- **Instructions to follow**
Convert every line of the data below into a JSON list of strings, one string per line, skipping blank lines. Leave the pictures out of your answer.

- **Material for this task**
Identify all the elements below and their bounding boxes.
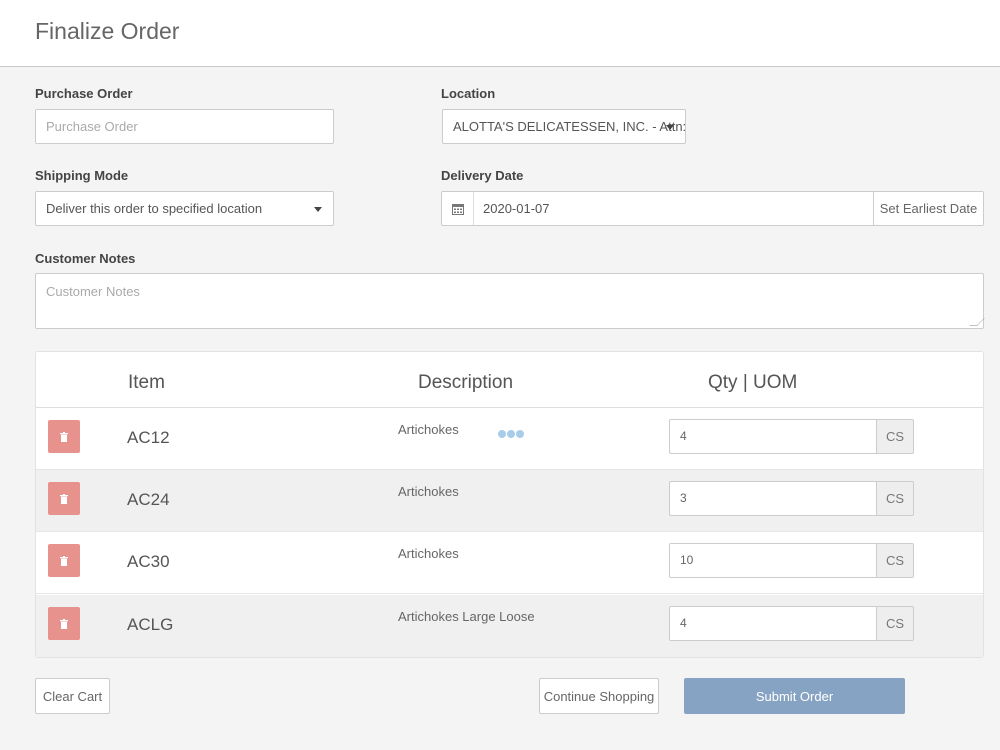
column-header-qty-uom: Qty | UOM bbox=[708, 372, 798, 393]
item-code: AC24 bbox=[127, 490, 170, 509]
customer-notes-label: Customer Notes bbox=[35, 251, 136, 266]
page-header: Finalize Order bbox=[0, 0, 1000, 67]
delivery-date-group: 2020-01-07 Set Earliest Date bbox=[441, 191, 984, 226]
item-code: ACLG bbox=[127, 615, 174, 634]
page-title: Finalize Order bbox=[35, 18, 180, 44]
shipping-mode-value: Deliver this order to specified location bbox=[46, 201, 263, 216]
submit-order-button[interactable]: Submit Order bbox=[684, 678, 905, 714]
continue-shopping-button[interactable]: Continue Shopping bbox=[539, 678, 659, 714]
location-select[interactable]: ALOTTA'S DELICATESSEN, INC. - Attn: bbox=[442, 109, 686, 144]
trash-icon bbox=[60, 493, 68, 504]
delete-item-button[interactable] bbox=[48, 544, 80, 577]
uom-label: CS bbox=[876, 543, 914, 578]
delete-item-button[interactable] bbox=[48, 607, 80, 640]
item-description: Artichokes bbox=[398, 422, 459, 437]
quantity-input[interactable]: 10 bbox=[669, 543, 877, 578]
shipping-mode-label: Shipping Mode bbox=[35, 168, 129, 183]
quantity-input[interactable]: 4 bbox=[669, 606, 877, 641]
customer-notes-placeholder: Customer Notes bbox=[46, 284, 140, 299]
set-earliest-date-button[interactable]: Set Earliest Date bbox=[873, 192, 983, 225]
location-value: ALOTTA'S DELICATESSEN, INC. - Attn: bbox=[453, 119, 686, 134]
delete-item-button[interactable] bbox=[48, 482, 80, 515]
table-row: AC30 Artichokes 10 CS bbox=[36, 532, 983, 594]
resize-handle-icon[interactable] bbox=[969, 318, 985, 326]
quantity-input[interactable]: 3 bbox=[669, 481, 877, 516]
table-row: AC12 Artichokes 4 CS bbox=[36, 408, 983, 470]
delivery-date-input[interactable]: 2020-01-07 bbox=[483, 192, 550, 225]
item-description: Artichokes Large Loose bbox=[398, 609, 535, 624]
trash-icon bbox=[60, 555, 68, 566]
customer-notes-textarea[interactable]: Customer Notes bbox=[35, 273, 985, 329]
calendar-icon[interactable] bbox=[442, 192, 474, 225]
chevron-down-icon bbox=[314, 207, 322, 212]
table-row: ACLG Artichokes Large Loose 4 CS bbox=[36, 595, 983, 657]
chevron-down-icon bbox=[666, 125, 674, 130]
delivery-date-label: Delivery Date bbox=[441, 168, 524, 183]
column-header-item: Item bbox=[128, 372, 165, 393]
table-row: AC24 Artichokes 3 CS bbox=[36, 470, 983, 532]
cart-table: Item Description Qty | UOM AC12 Artichok… bbox=[35, 351, 984, 658]
item-description: Artichokes bbox=[398, 546, 459, 561]
purchase-order-placeholder: Purchase Order bbox=[46, 119, 138, 134]
purchase-order-label: Purchase Order bbox=[35, 86, 133, 101]
uom-label: CS bbox=[876, 419, 914, 454]
quantity-input[interactable]: 4 bbox=[669, 419, 877, 454]
uom-label: CS bbox=[876, 606, 914, 641]
trash-icon bbox=[60, 431, 68, 442]
item-code: AC30 bbox=[127, 552, 170, 571]
location-label: Location bbox=[441, 86, 496, 101]
cart-table-header: Item Description Qty | UOM bbox=[36, 352, 983, 408]
shipping-mode-select[interactable]: Deliver this order to specified location bbox=[35, 191, 334, 226]
item-code: AC12 bbox=[127, 428, 170, 447]
clear-cart-button[interactable]: Clear Cart bbox=[35, 678, 110, 714]
purchase-order-input[interactable]: Purchase Order bbox=[35, 109, 334, 144]
loading-indicator-icon bbox=[498, 430, 524, 438]
column-header-description: Description bbox=[418, 372, 514, 393]
item-description: Artichokes bbox=[398, 484, 459, 499]
delete-item-button[interactable] bbox=[48, 420, 80, 453]
uom-label: CS bbox=[876, 481, 914, 516]
trash-icon bbox=[60, 618, 68, 629]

- **Correct answer**
[
  "Identify all the elements below and their bounding boxes.",
  "column-header-qty-uom: Qty | UOM bbox=[708, 372, 798, 393]",
  "item-code: AC24 bbox=[127, 490, 170, 509]",
  "customer-notes-label: Customer Notes bbox=[35, 251, 136, 266]",
  "page-header: Finalize Order bbox=[0, 0, 1000, 67]",
  "delivery-date-group: 2020-01-07 Set Earliest Date bbox=[441, 191, 984, 226]",
  "item-code: ACLG bbox=[127, 615, 174, 634]",
  "page-title: Finalize Order bbox=[35, 18, 180, 44]",
  "shipping-mode-value: Deliver this order to specified location bbox=[46, 201, 263, 216]",
  "submit-order-button[interactable]: Submit Order bbox=[684, 678, 905, 714]",
  "continue-shopping-button[interactable]: Continue Shopping bbox=[539, 678, 659, 714]",
  "location-select[interactable]: ALOTTA'S DELICATESSEN, INC. - Attn: bbox=[442, 109, 686, 144]",
  "trash-icon bbox=[60, 493, 68, 504]",
  "delete-item-button[interactable] bbox=[48, 544, 80, 577]",
  "uom-label: CS bbox=[876, 543, 914, 578]",
  "delete-item-button[interactable] bbox=[48, 607, 80, 640]",
  "item-description: Artichokes bbox=[398, 422, 459, 437]",
  "quantity-input[interactable]: 10 bbox=[669, 543, 877, 578]",
  "shipping-mode-label: Shipping Mode bbox=[35, 168, 129, 183]",
  "quantity-input[interactable]: 4 bbox=[669, 606, 877, 641]",
  "customer-notes-placeholder: Customer Notes bbox=[46, 284, 140, 299]",
  "set-earliest-date-button[interactable]: Set Earliest Date bbox=[873, 192, 983, 225]",
  "location-value: ALOTTA'S DELICATESSEN, INC. - Attn: bbox=[453, 119, 686, 134]",
  "delete-item-button[interactable] bbox=[48, 482, 80, 515]",
  "table-row: AC30 Artichokes 10 CS bbox=[36, 532, 983, 594]",
  "resize-handle-icon[interactable] bbox=[969, 318, 985, 326]",
  "quantity-input[interactable]: 3 bbox=[669, 481, 877, 516]",
  "table-row: AC12 Artichokes 4 CS bbox=[36, 408, 983, 470]",
  "delivery-date-input[interactable]: 2020-01-07 bbox=[483, 192, 550, 225]",
  "item-description: Artichokes Large Loose bbox=[398, 609, 535, 624]",
  "trash-icon bbox=[60, 555, 68, 566]",
  "customer-notes-textarea[interactable]: Customer Notes bbox=[35, 273, 985, 329]",
  "calendar-icon[interactable] bbox=[442, 192, 474, 225]",
  "chevron-down-icon bbox=[314, 207, 322, 212]",
  "table-row: ACLG Artichokes Large Loose 4 CS bbox=[36, 595, 983, 657]",
  "chevron-down-icon bbox=[666, 125, 674, 130]",
  "delivery-date-label: Delivery Date bbox=[441, 168, 524, 183]",
  "column-header-item: Item bbox=[128, 372, 165, 393]",
  "table-row: AC24 Artichokes 3 CS bbox=[36, 470, 983, 532]",
  "cart-table: Item Description Qty | UOM AC12 Artichok… bbox=[35, 351, 984, 658]",
  "item-description: Artichokes bbox=[398, 546, 459, 561]",
  "purchase-order-placeholder: Purchase Order bbox=[46, 119, 138, 134]",
  "purchase-order-label: Purchase Order bbox=[35, 86, 133, 101]",
  "uom-label: CS bbox=[876, 419, 914, 454]",
  "quantity-input[interactable]: 4 bbox=[669, 419, 877, 454]",
  "uom-label: CS bbox=[876, 606, 914, 641]",
  "trash-icon bbox=[60, 431, 68, 442]",
  "item-code: AC30 bbox=[127, 552, 170, 571]",
  "location-label: Location bbox=[441, 86, 496, 101]",
  "cart-table-header: Item Description Qty | UOM bbox=[36, 352, 983, 408]",
  "shipping-mode-select[interactable]: Deliver this order to specified location bbox=[35, 191, 334, 226]",
  "item-code: AC12 bbox=[127, 428, 170, 447]",
  "clear-cart-button[interactable]: Clear Cart bbox=[35, 678, 110, 714]",
  "purchase-order-input[interactable]: Purchase Order bbox=[35, 109, 334, 144]",
  "loading-indicator-icon bbox=[498, 430, 524, 438]",
  "column-header-description: Description bbox=[418, 372, 514, 393]",
  "item-description: Artichokes bbox=[398, 484, 459, 499]",
  "delete-item-button[interactable] bbox=[48, 420, 80, 453]",
  "uom-label: CS bbox=[876, 481, 914, 516]",
  "trash-icon bbox=[60, 618, 68, 629]"
]